REQUIREMENTS
Reproduce the listing verbatim.

RECORDS SUPPLIED
= = = =
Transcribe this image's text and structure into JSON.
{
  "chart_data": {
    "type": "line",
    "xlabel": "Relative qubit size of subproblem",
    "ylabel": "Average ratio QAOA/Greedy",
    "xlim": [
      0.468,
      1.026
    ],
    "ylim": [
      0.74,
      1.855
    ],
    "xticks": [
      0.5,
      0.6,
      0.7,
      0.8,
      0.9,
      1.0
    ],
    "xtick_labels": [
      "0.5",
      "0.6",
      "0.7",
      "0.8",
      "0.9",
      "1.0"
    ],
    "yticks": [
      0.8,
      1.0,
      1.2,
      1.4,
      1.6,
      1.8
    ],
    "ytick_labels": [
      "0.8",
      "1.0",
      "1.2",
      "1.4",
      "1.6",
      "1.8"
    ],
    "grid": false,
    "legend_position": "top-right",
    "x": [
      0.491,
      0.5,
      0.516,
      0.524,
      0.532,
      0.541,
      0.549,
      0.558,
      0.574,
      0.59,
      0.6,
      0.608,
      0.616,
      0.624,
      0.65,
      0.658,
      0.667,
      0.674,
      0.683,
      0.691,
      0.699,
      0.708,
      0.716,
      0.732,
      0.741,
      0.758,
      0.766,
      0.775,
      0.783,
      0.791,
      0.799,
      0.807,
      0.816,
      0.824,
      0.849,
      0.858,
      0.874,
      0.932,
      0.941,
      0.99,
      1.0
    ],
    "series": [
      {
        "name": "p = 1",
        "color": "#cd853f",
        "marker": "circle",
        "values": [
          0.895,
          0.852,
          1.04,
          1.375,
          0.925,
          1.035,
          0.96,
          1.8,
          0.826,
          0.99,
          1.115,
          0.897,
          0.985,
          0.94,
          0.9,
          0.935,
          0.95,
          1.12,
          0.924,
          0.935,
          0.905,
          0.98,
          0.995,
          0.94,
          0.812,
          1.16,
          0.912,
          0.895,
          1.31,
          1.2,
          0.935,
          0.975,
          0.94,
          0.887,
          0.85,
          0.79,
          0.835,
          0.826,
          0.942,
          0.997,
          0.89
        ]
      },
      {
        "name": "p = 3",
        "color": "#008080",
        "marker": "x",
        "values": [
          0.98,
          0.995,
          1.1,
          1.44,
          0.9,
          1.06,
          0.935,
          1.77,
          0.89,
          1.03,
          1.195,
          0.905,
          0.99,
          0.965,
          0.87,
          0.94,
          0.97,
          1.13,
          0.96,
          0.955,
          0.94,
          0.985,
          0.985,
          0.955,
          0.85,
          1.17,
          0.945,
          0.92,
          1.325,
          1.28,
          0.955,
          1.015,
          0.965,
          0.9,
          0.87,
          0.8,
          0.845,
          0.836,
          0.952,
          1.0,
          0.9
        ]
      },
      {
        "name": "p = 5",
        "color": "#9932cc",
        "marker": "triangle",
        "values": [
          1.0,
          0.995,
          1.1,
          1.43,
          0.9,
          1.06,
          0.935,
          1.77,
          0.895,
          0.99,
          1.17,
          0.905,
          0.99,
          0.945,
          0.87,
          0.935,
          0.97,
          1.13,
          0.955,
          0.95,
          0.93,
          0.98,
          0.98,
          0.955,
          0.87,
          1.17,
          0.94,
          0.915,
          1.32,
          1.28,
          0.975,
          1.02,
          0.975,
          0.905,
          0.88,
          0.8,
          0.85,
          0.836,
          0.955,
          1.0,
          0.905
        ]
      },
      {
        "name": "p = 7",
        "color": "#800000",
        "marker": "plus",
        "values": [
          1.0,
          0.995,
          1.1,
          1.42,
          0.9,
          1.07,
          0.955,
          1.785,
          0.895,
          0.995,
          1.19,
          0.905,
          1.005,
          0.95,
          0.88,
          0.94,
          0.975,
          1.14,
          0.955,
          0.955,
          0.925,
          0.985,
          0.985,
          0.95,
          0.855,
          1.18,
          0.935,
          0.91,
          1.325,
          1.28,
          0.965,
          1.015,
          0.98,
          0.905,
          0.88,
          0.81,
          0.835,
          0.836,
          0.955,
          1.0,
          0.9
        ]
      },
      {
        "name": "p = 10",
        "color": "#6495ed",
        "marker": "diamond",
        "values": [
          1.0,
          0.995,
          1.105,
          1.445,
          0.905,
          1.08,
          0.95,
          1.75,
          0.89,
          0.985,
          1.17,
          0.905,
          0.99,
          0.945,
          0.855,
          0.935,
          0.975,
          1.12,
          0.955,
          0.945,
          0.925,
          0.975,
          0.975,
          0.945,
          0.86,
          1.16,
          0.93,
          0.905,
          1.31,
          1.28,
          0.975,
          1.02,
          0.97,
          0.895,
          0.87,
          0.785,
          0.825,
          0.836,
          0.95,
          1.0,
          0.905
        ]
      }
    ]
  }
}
= = = =
RESULT OF THE TASK
Transcribe this image's text and structure into JSON.
{
  "chart_data": {
    "type": "line",
    "xlabel": "Relative qubit size of subproblem",
    "ylabel": "Average ratio QAOA/Greedy",
    "xlim": [
      0.468,
      1.026
    ],
    "ylim": [
      0.74,
      1.855
    ],
    "xticks": [
      0.5,
      0.6,
      0.7,
      0.8,
      0.9,
      1.0
    ],
    "xtick_labels": [
      "0.5",
      "0.6",
      "0.7",
      "0.8",
      "0.9",
      "1.0"
    ],
    "yticks": [
      0.8,
      1.0,
      1.2,
      1.4,
      1.6,
      1.8
    ],
    "ytick_labels": [
      "0.8",
      "1.0",
      "1.2",
      "1.4",
      "1.6",
      "1.8"
    ],
    "grid": false,
    "legend_position": "top-right",
    "x": [
      0.491,
      0.5,
      0.516,
      0.524,
      0.532,
      0.541,
      0.549,
      0.558,
      0.574,
      0.59,
      0.6,
      0.608,
      0.616,
      0.624,
      0.65,
      0.658,
      0.667,
      0.674,
      0.683,
      0.691,
      0.699,
      0.708,
      0.716,
      0.732,
      0.741,
      0.758,
      0.766,
      0.775,
      0.783,
      0.791,
      0.799,
      0.807,
      0.816,
      0.824,
      0.849,
      0.858,
      0.874,
      0.932,
      0.941,
      0.99,
      1.0
    ],
    "series": [
      {
        "name": "p = 1",
        "color": "#cd853f",
        "marker": "circle",
        "values": [
          0.895,
          0.852,
          1.04,
          1.375,
          0.925,
          1.035,
          0.96,
          1.8,
          0.826,
          0.99,
          1.115,
          0.897,
          0.985,
          0.94,
          0.9,
          0.935,
          0.95,
          1.12,
          0.924,
          0.935,
          0.905,
          0.98,
          0.995,
          0.94,
          0.812,
          1.16,
          0.912,
          0.895,
          1.31,
          1.2,
          0.935,
          0.975,
          0.94,
          0.887,
          0.85,
          0.79,
          0.835,
          0.826,
          0.942,
          0.997,
          0.89
        ]
      },
      {
        "name": "p = 3",
        "color": "#008080",
        "marker": "x",
        "values": [
          0.98,
          0.995,
          1.1,
          1.44,
          0.9,
          1.06,
          0.935,
          1.77,
          0.89,
          1.03,
          1.195,
          0.905,
          0.99,
          0.965,
          0.87,
          0.94,
          0.97,
          1.13,
          0.96,
          0.955,
          0.94,
          0.985,
          0.985,
          0.955,
          0.85,
          1.17,
          0.945,
          0.92,
          1.325,
          1.28,
          0.955,
          1.015,
          0.965,
          0.9,
          0.87,
          0.8,
          0.845,
          0.836,
          0.952,
          1.0,
          0.9
        ]
      },
      {
        "name": "p = 5",
        "color": "#9932cc",
        "marker": "triangle",
        "values": [
          1.0,
          0.995,
          1.1,
          1.43,
          0.9,
          1.06,
          0.935,
          1.77,
          0.895,
          0.99,
          1.17,
          0.905,
          0.99,
          0.945,
          0.87,
          0.935,
          0.97,
          1.13,
          0.955,
          0.95,
          0.93,
          0.98,
          0.98,
          0.955,
          0.87,
          1.17,
          0.94,
          0.915,
          1.32,
          1.28,
          0.975,
          1.02,
          0.975,
          0.905,
          0.88,
          0.8,
          0.85,
          0.836,
          0.955,
          1.0,
          0.905
        ]
      },
      {
        "name": "p = 7",
        "color": "#800000",
        "marker": "plus",
        "values": [
          1.0,
          0.995,
          1.1,
          1.42,
          0.9,
          1.07,
          0.955,
          1.785,
          0.895,
          0.995,
          1.19,
          0.905,
          1.005,
          0.95,
          0.88,
          0.94,
          0.975,
          1.14,
          0.955,
          0.955,
          0.925,
          0.985,
          0.985,
          0.95,
          0.855,
          1.18,
          0.935,
          0.91,
          1.325,
          1.28,
          0.965,
          1.015,
          0.98,
          0.905,
          0.88,
          0.81,
          0.835,
          0.836,
          0.955,
          1.0,
          0.9
        ]
      },
      {
        "name": "p = 10",
        "color": "#6495ed",
        "marker": "diamond",
        "values": [
          1.0,
          0.995,
          1.105,
          1.445,
          0.905,
          1.08,
          0.95,
          1.75,
          0.89,
          0.985,
          1.17,
          0.905,
          0.99,
          0.945,
          0.855,
          0.935,
          0.975,
          1.12,
          0.955,
          0.945,
          0.925,
          0.975,
          0.975,
          0.945,
          0.86,
          1.16,
          0.93,
          0.905,
          1.31,
          1.28,
          0.975,
          1.02,
          0.97,
          0.895,
          0.87,
          0.785,
          0.825,
          0.836,
          0.95,
          1.0,
          0.905
        ]
      }
    ]
  }
}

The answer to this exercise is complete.